Task details :: Copy out, from the entries below, each line holding the string "Ставка".

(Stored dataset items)
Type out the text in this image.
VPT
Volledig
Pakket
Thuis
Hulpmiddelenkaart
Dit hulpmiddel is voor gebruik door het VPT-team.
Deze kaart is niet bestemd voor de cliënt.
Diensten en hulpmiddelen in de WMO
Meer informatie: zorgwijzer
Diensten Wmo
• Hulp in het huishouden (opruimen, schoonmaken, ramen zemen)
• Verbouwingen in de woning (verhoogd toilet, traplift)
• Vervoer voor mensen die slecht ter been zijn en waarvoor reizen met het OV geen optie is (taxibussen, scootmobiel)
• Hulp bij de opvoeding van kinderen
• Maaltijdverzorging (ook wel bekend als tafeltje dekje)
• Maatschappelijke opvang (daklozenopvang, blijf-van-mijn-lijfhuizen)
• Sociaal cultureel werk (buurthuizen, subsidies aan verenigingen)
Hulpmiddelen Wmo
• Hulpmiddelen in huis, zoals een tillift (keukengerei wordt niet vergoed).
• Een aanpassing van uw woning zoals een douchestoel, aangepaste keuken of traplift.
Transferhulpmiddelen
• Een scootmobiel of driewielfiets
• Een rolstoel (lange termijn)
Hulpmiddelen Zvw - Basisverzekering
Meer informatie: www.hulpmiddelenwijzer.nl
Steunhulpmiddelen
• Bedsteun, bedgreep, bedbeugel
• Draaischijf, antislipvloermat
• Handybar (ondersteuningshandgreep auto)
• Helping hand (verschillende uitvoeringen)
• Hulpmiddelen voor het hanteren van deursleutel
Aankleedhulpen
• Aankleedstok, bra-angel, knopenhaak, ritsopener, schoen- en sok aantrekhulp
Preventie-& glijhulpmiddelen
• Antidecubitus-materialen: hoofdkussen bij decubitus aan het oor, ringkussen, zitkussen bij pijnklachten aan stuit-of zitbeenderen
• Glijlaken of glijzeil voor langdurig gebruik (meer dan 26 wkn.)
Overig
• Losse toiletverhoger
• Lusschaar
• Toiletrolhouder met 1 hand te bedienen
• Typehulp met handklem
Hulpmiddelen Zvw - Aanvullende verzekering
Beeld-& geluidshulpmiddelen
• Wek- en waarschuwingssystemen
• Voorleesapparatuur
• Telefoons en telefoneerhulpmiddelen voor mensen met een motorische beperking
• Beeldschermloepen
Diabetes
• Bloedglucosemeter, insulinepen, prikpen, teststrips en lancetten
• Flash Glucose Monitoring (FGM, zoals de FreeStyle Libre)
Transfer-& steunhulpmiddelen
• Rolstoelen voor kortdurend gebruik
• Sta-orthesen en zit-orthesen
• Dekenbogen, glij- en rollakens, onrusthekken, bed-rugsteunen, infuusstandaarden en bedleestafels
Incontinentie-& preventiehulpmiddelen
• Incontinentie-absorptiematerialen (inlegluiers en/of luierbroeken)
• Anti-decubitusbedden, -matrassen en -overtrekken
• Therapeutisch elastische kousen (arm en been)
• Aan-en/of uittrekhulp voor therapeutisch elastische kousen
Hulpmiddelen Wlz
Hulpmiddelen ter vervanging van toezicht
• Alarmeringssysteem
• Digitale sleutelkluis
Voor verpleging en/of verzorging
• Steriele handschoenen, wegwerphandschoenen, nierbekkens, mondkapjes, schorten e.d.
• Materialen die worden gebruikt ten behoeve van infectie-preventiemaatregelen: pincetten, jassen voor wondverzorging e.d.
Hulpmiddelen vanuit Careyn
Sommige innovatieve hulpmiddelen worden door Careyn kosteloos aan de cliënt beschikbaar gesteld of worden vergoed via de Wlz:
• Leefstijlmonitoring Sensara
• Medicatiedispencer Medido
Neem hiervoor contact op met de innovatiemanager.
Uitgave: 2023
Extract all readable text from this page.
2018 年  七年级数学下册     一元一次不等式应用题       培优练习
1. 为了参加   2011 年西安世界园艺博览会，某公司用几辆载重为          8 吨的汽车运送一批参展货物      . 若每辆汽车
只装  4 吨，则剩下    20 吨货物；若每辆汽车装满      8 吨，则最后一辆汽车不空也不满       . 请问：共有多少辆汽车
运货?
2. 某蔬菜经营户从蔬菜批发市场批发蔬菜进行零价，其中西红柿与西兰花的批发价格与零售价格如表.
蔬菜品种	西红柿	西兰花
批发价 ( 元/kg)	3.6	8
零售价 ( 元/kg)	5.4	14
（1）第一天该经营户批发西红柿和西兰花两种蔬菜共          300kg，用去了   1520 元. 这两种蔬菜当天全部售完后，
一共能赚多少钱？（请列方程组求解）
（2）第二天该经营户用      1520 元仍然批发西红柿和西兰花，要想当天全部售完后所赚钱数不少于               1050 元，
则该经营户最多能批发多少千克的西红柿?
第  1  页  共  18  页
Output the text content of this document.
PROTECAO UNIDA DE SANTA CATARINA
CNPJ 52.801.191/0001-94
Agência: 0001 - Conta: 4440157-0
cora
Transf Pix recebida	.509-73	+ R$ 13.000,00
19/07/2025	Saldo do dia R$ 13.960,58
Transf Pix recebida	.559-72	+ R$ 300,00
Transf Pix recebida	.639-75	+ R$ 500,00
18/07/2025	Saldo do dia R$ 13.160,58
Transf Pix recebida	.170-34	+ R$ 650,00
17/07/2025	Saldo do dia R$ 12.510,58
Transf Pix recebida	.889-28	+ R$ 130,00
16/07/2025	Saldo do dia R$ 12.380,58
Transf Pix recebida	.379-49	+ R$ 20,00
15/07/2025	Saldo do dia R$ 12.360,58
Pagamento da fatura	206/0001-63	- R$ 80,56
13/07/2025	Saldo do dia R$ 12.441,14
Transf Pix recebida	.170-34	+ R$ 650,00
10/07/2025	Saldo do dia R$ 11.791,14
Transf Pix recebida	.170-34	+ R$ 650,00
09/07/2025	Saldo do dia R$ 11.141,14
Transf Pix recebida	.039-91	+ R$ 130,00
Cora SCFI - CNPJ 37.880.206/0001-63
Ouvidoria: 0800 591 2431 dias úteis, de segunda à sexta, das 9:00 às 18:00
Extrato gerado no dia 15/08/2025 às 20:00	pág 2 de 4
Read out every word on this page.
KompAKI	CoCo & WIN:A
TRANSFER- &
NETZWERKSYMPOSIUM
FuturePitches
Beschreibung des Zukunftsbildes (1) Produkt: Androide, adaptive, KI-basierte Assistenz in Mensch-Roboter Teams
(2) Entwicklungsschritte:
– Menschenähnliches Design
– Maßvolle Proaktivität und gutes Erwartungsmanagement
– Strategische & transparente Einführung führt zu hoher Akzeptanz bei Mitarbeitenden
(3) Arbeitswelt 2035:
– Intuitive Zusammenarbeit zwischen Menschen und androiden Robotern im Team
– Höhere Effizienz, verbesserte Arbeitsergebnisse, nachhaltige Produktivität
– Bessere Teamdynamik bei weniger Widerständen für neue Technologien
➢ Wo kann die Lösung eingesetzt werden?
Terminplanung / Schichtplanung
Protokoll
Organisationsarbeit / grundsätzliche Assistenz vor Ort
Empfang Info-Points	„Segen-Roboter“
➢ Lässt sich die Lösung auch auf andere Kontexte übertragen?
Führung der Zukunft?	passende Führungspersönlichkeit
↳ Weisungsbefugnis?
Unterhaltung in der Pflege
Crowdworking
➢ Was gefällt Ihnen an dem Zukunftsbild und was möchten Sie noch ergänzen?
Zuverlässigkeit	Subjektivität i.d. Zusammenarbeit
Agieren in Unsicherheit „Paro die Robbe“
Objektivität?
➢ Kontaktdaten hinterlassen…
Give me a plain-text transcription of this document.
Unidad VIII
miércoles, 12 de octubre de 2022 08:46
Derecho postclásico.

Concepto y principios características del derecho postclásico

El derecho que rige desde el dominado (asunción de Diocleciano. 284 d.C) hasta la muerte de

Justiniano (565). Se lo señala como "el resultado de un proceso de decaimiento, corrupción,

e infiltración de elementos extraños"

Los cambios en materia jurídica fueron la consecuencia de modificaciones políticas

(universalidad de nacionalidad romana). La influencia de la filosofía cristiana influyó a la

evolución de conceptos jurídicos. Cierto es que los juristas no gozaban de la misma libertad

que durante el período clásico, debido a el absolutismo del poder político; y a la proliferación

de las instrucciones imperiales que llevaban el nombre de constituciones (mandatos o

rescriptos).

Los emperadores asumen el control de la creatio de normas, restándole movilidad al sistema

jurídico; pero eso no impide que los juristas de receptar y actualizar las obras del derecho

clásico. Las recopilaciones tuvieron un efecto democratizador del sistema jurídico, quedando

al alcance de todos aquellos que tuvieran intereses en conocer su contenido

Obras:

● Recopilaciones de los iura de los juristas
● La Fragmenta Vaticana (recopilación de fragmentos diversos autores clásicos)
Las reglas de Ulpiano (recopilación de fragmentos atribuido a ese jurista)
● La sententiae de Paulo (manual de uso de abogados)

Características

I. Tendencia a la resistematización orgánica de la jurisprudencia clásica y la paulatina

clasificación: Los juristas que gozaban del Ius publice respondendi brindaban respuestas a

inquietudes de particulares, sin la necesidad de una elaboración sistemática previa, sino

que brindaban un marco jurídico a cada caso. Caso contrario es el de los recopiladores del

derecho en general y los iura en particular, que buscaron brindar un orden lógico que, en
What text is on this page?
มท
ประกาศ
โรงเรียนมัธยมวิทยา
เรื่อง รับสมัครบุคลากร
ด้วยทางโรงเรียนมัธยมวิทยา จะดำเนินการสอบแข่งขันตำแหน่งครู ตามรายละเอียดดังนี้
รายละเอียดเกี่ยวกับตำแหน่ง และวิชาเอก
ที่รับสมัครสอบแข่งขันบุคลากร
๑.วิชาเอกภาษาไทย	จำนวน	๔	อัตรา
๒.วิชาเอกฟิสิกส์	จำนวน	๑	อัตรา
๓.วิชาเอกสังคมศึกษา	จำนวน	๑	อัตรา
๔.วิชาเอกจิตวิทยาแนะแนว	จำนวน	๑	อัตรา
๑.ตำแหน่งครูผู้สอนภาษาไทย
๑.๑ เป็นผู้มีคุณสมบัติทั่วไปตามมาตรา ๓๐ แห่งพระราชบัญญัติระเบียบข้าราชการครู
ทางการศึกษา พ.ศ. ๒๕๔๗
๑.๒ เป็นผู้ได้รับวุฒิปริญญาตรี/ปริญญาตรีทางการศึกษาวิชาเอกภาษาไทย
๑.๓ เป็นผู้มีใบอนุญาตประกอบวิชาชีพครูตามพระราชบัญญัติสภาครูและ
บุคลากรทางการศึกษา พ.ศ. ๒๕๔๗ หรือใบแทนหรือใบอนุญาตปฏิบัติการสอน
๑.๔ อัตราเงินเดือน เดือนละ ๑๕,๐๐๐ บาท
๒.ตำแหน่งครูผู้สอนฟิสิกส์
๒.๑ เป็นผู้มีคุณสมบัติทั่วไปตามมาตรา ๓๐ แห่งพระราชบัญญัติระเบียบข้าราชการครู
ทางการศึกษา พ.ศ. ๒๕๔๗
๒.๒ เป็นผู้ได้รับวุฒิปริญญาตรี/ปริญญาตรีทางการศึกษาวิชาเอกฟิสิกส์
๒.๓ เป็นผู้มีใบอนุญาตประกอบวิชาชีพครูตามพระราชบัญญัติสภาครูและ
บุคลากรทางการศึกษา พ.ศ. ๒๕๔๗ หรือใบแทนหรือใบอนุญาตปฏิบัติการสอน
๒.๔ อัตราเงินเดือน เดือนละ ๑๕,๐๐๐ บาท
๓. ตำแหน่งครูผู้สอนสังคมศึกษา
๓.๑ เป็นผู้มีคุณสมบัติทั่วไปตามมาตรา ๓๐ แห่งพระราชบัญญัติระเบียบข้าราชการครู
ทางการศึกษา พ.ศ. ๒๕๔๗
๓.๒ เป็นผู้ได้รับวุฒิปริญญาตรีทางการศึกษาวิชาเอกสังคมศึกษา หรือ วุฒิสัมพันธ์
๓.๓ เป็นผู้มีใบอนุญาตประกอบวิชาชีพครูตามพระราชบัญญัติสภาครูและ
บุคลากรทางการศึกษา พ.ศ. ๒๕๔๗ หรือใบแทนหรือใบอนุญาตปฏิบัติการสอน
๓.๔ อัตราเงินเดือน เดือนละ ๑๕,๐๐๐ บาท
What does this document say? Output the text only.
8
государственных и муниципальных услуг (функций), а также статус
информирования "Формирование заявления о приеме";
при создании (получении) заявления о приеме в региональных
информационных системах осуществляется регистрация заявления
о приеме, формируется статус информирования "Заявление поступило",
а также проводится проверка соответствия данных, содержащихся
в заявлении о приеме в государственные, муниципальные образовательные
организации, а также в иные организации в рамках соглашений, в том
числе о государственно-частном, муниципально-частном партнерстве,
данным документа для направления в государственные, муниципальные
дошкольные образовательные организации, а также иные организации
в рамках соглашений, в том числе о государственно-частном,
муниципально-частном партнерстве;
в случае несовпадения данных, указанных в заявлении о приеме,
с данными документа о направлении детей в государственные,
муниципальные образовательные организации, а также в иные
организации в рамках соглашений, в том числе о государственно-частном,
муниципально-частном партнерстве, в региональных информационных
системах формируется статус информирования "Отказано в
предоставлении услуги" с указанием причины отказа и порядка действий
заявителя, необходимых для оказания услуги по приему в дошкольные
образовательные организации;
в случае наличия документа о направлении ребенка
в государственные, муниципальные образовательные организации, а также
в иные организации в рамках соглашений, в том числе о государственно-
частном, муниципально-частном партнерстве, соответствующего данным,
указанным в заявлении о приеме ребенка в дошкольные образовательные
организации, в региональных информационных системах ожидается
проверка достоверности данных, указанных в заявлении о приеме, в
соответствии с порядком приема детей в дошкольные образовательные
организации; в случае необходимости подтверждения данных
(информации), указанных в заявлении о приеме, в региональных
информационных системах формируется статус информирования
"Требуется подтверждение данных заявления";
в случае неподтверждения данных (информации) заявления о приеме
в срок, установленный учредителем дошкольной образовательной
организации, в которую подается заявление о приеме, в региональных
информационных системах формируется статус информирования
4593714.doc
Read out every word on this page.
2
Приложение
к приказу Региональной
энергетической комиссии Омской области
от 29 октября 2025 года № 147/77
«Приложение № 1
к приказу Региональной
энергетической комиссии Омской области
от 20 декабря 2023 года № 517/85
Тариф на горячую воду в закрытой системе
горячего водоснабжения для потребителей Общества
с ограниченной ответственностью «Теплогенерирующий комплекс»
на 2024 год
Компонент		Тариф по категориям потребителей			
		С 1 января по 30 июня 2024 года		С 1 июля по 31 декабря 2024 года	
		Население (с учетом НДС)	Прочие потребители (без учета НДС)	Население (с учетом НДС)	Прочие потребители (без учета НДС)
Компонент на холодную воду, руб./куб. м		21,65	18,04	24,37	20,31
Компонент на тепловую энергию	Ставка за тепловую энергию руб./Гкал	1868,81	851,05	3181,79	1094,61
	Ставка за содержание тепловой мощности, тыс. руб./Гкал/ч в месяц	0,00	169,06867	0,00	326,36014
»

Exercise result ::
Компонент на тепловую энергию	Ставка за тепловую энергию руб./Гкал	1868,81	851,05	3181,79	1094,61
	Ставка за содержание тепловой мощности, тыс. руб./Гкал/ч в месяц	0,00	169,06867	0,00	326,36014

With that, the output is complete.